WHAT YOU ARE ASKED TO DO -
Where the data below has the string "अवतरण", return the whole line.

TASK MATERIAL -
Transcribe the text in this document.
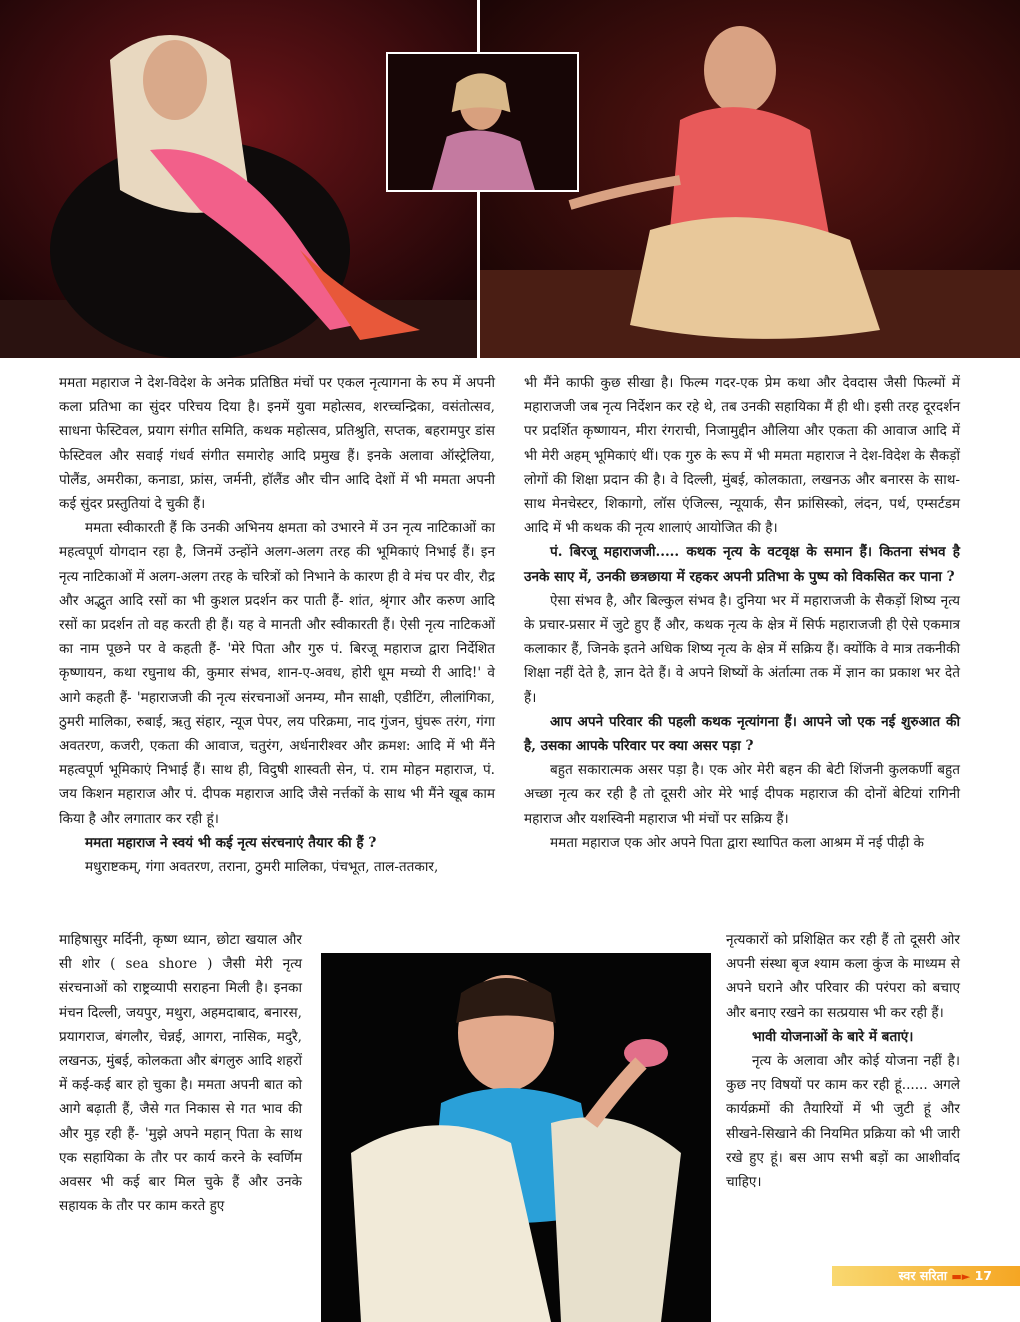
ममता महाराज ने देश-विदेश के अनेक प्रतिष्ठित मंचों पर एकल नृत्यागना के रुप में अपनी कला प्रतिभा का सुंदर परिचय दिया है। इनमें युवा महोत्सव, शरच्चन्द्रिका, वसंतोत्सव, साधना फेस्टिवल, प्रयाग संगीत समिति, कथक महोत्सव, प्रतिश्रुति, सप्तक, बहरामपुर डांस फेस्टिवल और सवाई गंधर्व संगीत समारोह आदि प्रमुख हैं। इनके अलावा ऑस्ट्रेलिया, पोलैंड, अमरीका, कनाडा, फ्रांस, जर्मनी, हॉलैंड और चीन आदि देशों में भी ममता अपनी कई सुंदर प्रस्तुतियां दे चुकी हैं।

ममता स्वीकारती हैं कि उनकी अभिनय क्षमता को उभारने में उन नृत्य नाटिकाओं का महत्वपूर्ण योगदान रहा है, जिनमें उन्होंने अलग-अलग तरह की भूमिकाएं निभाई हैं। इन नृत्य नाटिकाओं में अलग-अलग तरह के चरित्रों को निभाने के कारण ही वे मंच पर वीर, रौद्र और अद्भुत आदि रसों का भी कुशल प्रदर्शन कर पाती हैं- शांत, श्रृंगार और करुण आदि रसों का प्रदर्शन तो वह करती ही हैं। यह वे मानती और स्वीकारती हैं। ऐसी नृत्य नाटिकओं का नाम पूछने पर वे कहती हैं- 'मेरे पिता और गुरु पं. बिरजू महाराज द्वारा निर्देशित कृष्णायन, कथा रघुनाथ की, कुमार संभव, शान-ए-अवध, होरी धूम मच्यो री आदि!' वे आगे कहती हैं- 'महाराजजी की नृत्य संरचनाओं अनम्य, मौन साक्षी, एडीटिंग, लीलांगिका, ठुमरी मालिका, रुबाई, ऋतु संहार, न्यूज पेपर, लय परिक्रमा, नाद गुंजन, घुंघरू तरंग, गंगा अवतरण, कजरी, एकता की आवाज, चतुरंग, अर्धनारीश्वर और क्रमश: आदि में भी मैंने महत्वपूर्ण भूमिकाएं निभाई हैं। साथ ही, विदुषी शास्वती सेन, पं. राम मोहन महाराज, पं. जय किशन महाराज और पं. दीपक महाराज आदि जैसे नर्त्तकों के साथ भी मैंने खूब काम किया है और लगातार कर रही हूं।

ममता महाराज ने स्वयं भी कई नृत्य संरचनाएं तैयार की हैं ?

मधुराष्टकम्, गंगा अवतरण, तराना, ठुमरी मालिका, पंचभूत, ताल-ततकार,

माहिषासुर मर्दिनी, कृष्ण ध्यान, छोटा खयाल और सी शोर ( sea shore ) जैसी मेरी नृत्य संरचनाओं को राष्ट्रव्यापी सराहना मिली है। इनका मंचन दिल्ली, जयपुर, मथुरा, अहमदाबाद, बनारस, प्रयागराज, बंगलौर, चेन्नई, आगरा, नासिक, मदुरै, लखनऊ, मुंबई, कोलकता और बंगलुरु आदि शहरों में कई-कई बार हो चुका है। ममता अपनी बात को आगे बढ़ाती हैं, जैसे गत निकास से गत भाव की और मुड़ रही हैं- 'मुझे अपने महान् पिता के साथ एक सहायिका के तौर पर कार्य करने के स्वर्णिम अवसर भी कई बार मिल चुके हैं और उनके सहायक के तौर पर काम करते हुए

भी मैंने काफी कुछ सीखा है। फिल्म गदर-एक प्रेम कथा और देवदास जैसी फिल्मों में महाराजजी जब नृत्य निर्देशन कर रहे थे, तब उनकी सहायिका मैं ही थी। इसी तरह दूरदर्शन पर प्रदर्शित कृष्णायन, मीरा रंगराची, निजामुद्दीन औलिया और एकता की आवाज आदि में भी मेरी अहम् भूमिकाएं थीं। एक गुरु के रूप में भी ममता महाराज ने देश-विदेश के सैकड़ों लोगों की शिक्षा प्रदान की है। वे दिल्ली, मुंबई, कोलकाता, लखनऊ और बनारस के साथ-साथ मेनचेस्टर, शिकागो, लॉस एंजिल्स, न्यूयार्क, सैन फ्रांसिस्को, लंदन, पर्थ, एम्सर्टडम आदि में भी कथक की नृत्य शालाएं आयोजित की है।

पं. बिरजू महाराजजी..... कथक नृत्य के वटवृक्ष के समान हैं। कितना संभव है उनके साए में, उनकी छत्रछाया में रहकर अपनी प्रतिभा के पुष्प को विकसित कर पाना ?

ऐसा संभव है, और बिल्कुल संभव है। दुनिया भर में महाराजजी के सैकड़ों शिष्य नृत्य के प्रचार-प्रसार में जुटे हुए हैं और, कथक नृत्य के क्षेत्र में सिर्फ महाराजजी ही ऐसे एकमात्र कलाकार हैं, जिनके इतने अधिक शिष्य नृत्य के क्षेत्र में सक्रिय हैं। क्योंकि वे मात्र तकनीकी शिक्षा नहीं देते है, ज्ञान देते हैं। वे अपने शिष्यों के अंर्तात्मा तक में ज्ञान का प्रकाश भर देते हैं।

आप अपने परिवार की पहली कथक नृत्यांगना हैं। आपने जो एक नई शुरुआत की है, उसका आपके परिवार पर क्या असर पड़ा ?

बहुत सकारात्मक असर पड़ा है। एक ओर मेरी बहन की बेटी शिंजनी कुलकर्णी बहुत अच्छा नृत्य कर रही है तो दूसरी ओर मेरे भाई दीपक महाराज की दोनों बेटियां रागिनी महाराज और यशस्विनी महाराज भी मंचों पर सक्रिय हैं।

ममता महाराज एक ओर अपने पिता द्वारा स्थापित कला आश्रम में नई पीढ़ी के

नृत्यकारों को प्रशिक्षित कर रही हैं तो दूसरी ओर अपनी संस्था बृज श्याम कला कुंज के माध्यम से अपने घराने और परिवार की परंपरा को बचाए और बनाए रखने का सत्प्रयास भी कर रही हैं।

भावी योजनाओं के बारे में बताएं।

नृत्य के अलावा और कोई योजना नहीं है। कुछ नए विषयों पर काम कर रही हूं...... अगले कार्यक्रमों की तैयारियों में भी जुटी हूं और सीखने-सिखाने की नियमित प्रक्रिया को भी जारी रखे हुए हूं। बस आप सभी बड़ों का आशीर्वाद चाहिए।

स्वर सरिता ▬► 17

WRITTEN RESPONSE -
ममता स्वीकारती हैं कि उनकी अभिनय क्षमता को उभारने में उन नृत्य नाटिकाओं का महत्वपूर्ण योगदान रहा है, जिनमें उन्होंने अलग-अलग तरह की भूमिकाएं निभाई हैं। इन नृत्य नाटिकाओं में अलग-अलग तरह के चरित्रों को निभाने के कारण ही वे मंच पर वीर, रौद्र और अद्भुत आदि रसों का भी कुशल प्रदर्शन कर पाती हैं- शांत, श्रृंगार और करुण आदि रसों का प्रदर्शन तो वह करती ही हैं। यह वे मानती और स्वीकारती हैं। ऐसी नृत्य नाटिकओं का नाम पूछने पर वे कहती हैं- 'मेरे पिता और गुरु पं. बिरजू महाराज द्वारा निर्देशित कृष्णायन, कथा रघुनाथ की, कुमार संभव, शान-ए-अवध, होरी धूम मच्यो री आदि!' वे आगे कहती हैं- 'महाराजजी की नृत्य संरचनाओं अनम्य, मौन साक्षी, एडीटिंग, लीलांगिका, ठुमरी मालिका, रुबाई, ऋतु संहार, न्यूज पेपर, लय परिक्रमा, नाद गुंजन, घुंघरू तरंग, गंगा अवतरण, कजरी, एकता की आवाज, चतुरंग, अर्धनारीश्वर और क्रमश: आदि में भी मैंने महत्वपूर्ण भूमिकाएं निभाई हैं। साथ ही, विदुषी शास्वती सेन, पं. राम मोहन महाराज, पं. जय किशन महाराज और पं. दीपक महाराज आदि जैसे नर्त्तकों के साथ भी मैंने खूब काम किया है और लगातार कर रही हूं।
मधुराष्टकम्, गंगा अवतरण, तराना, ठुमरी मालिका, पंचभूत, ताल-ततकार,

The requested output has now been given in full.